# [EXERCISE PROMPT]
Check the listing below line by line and report how many lines hold "JSON", with no other words.
--- DATA SHOWN ---
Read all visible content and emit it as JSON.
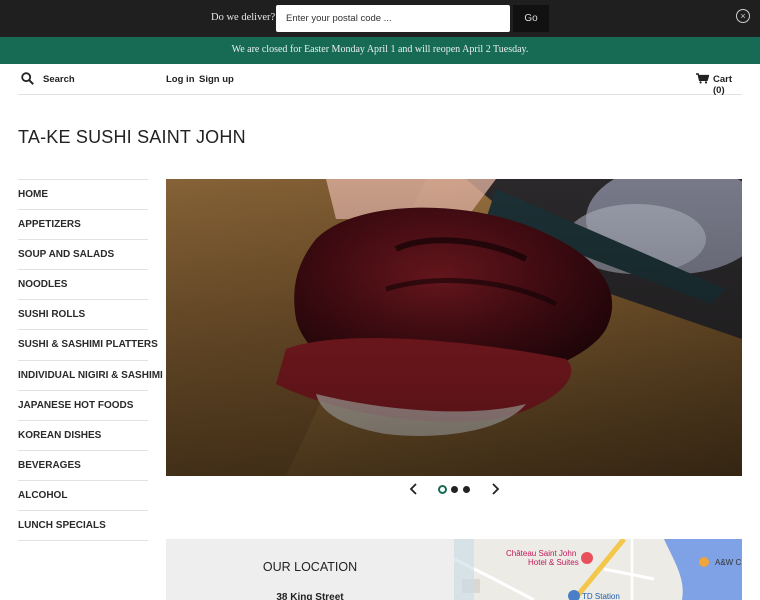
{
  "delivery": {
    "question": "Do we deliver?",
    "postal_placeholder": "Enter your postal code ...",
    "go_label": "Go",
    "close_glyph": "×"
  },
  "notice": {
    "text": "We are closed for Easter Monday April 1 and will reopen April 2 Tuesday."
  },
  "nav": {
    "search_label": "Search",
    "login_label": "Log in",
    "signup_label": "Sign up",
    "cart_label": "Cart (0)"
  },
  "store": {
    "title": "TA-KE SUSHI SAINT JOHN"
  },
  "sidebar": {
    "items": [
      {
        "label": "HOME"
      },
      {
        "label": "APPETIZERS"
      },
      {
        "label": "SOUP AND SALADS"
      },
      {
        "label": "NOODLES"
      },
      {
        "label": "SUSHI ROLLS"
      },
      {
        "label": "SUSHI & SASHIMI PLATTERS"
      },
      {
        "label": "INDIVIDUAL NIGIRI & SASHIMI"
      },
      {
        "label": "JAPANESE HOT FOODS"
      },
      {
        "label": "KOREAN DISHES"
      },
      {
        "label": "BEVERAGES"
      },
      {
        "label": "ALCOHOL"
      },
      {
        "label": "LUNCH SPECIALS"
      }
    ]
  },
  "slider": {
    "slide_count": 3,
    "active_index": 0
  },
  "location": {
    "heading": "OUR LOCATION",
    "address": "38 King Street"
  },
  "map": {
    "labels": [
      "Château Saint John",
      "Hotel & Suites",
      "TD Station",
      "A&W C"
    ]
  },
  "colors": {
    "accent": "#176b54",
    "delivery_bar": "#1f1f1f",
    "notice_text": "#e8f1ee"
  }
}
---
--- DATA SHOWN ---
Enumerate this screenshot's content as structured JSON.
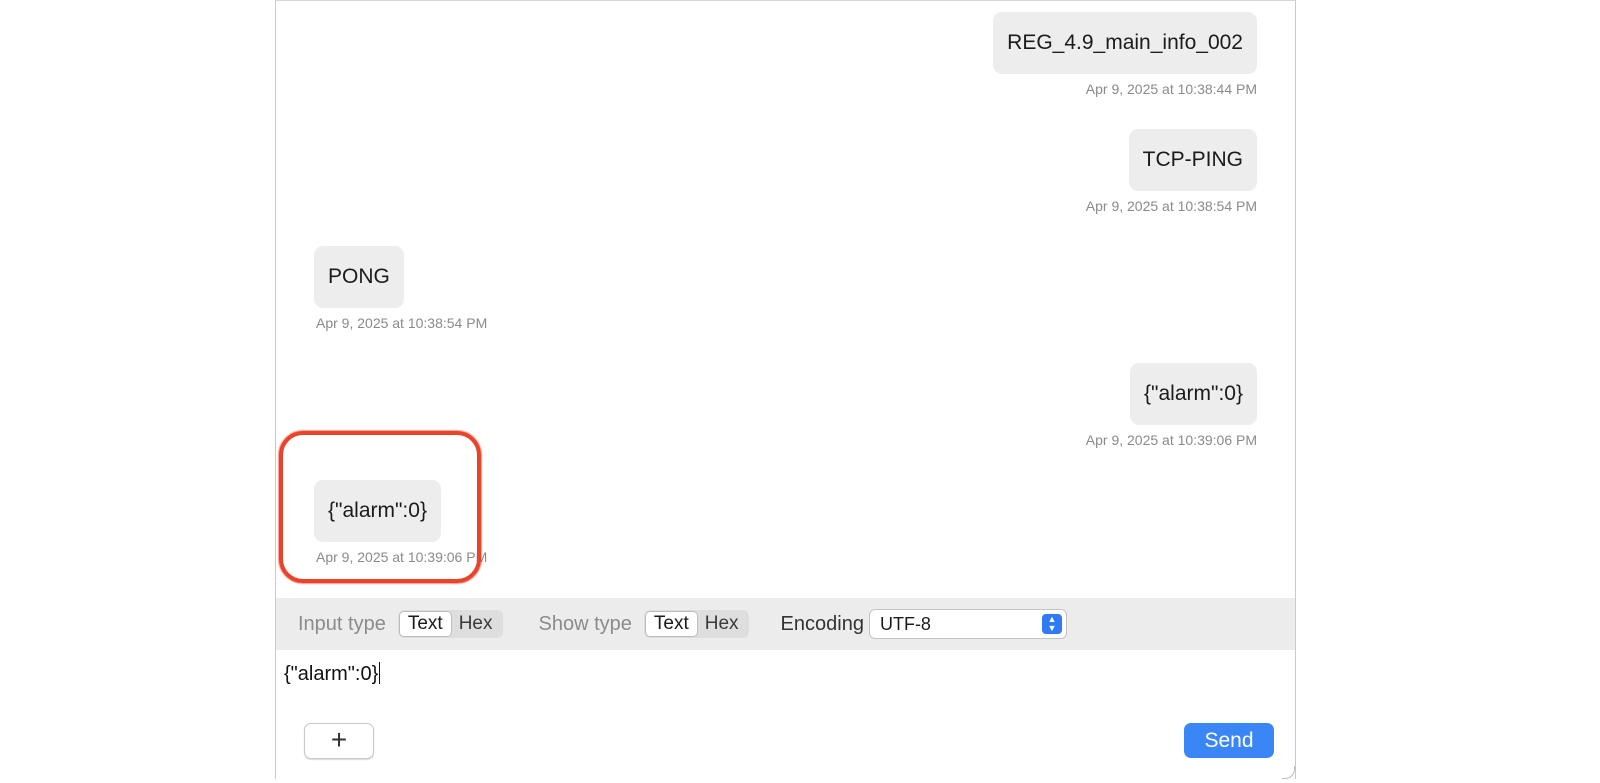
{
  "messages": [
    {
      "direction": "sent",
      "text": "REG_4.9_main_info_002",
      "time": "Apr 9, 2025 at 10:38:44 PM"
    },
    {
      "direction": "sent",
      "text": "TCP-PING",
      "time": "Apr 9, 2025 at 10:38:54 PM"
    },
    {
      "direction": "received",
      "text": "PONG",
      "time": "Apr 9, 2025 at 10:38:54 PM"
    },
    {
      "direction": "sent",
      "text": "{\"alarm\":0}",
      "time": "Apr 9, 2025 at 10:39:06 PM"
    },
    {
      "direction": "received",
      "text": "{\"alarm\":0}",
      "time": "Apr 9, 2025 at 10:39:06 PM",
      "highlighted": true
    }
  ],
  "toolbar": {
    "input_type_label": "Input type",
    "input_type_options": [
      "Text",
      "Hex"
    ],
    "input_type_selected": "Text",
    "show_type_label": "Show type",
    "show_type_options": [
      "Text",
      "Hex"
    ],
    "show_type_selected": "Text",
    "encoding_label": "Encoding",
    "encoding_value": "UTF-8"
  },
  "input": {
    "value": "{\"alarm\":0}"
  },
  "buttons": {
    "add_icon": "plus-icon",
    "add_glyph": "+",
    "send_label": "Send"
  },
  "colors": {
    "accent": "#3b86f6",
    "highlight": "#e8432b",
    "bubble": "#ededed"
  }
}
---
# [ANSWER TO THE TASK]
2